-- Start Data --

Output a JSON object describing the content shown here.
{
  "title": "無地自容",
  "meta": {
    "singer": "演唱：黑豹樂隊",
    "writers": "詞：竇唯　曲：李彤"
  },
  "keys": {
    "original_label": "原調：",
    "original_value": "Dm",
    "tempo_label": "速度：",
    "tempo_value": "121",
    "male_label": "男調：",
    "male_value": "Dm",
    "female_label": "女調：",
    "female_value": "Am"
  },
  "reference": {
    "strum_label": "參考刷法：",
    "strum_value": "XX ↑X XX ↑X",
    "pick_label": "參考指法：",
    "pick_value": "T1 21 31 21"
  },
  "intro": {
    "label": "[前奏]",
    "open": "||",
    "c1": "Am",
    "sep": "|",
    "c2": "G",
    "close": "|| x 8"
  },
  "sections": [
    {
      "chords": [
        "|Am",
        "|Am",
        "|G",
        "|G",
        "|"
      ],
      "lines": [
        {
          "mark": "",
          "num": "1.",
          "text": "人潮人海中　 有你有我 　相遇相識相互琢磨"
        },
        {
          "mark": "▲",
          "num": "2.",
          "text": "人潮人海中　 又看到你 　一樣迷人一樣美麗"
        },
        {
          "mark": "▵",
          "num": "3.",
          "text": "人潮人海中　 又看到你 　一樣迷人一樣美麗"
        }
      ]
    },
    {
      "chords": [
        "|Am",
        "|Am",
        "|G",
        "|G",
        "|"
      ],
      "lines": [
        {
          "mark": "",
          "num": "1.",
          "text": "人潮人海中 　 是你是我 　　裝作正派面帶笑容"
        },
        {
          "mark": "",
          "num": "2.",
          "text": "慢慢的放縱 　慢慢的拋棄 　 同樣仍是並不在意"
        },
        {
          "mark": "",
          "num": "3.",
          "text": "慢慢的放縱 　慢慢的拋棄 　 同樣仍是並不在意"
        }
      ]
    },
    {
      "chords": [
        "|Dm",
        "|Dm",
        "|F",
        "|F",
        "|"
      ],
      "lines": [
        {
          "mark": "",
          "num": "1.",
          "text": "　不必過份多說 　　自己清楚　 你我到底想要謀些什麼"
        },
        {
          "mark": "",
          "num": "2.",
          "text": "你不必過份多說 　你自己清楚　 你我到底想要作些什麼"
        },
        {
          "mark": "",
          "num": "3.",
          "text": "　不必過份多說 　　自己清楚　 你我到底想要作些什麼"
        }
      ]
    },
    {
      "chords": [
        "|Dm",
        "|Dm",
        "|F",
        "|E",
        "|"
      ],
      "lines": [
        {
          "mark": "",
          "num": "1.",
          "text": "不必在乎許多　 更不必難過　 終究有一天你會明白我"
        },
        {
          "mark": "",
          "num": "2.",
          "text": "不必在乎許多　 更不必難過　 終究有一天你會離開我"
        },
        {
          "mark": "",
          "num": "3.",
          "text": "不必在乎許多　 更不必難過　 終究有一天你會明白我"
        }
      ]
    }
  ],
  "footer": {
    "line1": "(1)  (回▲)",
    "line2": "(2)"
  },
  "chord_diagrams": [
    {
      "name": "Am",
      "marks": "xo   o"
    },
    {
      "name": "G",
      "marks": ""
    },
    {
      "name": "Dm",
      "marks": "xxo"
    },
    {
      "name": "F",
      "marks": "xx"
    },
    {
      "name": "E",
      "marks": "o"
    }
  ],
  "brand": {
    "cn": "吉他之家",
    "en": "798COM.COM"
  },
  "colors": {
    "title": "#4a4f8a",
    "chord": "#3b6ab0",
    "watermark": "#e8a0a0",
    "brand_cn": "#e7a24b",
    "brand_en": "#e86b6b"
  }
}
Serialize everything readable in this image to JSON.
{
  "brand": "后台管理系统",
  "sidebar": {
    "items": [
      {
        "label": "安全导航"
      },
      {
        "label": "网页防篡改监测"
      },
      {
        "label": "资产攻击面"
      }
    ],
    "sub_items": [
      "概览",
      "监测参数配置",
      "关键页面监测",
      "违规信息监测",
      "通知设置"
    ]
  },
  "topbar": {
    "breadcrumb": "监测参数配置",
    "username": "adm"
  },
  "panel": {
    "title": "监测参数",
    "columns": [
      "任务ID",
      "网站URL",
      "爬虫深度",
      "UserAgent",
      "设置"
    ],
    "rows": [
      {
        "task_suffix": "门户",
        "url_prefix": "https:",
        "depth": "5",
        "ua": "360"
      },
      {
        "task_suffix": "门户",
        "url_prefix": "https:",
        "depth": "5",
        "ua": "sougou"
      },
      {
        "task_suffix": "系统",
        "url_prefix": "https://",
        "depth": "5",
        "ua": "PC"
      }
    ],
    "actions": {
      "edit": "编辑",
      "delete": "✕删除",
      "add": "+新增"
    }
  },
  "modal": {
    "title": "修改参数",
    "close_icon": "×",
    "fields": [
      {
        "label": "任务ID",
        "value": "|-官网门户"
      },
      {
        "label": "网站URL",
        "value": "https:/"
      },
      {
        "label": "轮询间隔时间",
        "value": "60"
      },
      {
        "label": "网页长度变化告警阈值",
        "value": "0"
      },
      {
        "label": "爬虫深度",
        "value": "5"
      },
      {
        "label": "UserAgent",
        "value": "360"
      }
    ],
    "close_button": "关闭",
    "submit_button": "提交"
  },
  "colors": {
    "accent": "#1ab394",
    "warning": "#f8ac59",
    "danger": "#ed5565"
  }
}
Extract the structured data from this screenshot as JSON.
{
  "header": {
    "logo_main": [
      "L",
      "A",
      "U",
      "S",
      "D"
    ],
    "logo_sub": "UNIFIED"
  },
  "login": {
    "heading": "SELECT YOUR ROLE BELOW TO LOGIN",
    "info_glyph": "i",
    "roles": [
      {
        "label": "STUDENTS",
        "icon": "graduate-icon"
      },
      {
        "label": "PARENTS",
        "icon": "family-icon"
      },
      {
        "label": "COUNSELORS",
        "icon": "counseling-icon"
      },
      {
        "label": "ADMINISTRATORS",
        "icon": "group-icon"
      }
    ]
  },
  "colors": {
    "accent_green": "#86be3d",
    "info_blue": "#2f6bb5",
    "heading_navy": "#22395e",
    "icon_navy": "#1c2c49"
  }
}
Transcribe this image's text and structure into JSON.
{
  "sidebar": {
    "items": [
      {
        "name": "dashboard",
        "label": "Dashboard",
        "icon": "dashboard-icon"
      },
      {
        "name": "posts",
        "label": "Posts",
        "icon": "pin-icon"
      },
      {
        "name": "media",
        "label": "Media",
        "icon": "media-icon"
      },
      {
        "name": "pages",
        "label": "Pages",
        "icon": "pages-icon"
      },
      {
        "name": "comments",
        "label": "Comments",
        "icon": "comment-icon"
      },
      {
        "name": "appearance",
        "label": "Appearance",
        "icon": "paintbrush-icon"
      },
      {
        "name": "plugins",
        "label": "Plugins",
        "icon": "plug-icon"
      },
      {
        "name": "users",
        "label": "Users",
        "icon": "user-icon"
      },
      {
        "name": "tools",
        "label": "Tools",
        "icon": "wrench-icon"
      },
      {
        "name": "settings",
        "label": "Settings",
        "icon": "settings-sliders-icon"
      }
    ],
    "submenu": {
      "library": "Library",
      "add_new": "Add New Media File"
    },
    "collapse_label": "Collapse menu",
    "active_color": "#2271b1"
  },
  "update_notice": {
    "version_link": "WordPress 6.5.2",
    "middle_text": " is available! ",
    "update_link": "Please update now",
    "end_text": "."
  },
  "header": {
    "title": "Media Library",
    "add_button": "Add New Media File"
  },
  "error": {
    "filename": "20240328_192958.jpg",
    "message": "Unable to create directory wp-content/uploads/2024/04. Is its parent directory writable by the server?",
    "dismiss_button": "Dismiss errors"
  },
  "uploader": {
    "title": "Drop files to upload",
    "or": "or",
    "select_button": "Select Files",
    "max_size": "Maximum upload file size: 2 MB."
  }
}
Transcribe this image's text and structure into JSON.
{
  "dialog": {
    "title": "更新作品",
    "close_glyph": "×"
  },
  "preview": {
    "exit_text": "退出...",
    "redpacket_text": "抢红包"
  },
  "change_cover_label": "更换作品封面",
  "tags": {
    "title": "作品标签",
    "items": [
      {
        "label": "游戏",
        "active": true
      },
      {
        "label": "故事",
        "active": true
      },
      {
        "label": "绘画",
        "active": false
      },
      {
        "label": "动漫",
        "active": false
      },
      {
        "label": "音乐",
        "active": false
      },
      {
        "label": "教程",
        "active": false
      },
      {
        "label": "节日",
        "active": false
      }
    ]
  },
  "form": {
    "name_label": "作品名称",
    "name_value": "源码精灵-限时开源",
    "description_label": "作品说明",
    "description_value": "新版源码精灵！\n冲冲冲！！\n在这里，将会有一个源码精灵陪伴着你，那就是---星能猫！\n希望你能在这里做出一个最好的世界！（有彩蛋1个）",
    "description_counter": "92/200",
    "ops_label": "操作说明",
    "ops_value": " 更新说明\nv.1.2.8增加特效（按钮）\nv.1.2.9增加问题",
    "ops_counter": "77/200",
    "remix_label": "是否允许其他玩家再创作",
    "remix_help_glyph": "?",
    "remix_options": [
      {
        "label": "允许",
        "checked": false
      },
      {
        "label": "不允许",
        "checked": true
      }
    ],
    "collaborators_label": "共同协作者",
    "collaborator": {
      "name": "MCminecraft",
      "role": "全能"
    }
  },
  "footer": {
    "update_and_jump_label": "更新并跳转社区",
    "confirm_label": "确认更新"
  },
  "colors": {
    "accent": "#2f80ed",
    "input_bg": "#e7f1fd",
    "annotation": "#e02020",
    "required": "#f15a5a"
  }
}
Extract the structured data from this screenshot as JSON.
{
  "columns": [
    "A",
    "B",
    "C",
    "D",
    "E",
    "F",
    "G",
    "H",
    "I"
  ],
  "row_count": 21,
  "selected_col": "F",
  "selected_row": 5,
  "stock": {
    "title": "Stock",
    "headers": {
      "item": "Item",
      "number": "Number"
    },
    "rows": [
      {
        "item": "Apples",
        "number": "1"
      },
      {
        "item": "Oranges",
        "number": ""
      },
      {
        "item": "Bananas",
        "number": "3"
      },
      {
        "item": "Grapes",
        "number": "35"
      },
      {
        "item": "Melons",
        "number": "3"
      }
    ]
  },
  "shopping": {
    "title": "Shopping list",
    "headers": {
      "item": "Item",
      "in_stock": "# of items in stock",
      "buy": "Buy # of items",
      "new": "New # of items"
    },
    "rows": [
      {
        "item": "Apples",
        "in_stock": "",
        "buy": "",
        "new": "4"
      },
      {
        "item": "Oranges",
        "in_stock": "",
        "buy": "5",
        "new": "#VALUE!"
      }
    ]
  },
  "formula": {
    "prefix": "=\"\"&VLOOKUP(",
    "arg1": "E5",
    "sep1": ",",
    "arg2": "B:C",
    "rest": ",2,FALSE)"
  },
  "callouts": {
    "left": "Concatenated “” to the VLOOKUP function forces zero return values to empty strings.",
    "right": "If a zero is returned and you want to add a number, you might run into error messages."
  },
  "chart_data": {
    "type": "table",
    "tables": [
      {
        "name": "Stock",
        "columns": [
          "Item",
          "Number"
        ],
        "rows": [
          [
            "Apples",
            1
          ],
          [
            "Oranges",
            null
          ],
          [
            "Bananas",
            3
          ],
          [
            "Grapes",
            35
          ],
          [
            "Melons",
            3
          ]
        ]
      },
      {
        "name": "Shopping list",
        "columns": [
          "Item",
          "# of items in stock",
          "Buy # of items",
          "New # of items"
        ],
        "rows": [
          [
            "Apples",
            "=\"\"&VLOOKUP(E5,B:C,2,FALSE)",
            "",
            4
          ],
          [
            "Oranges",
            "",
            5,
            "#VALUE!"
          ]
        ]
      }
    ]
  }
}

-- End Data --

**Given request:**
Search the listing for the word "VLOOKUP" and return each line that holds it.

**Task response:**
    "prefix": "=\"\"&VLOOKUP(",
    "left": "Concatenated “” to the VLOOKUP function forces zero return values to empty strings.",
            "=\"\"&VLOOKUP(E5,B:C,2,FALSE)",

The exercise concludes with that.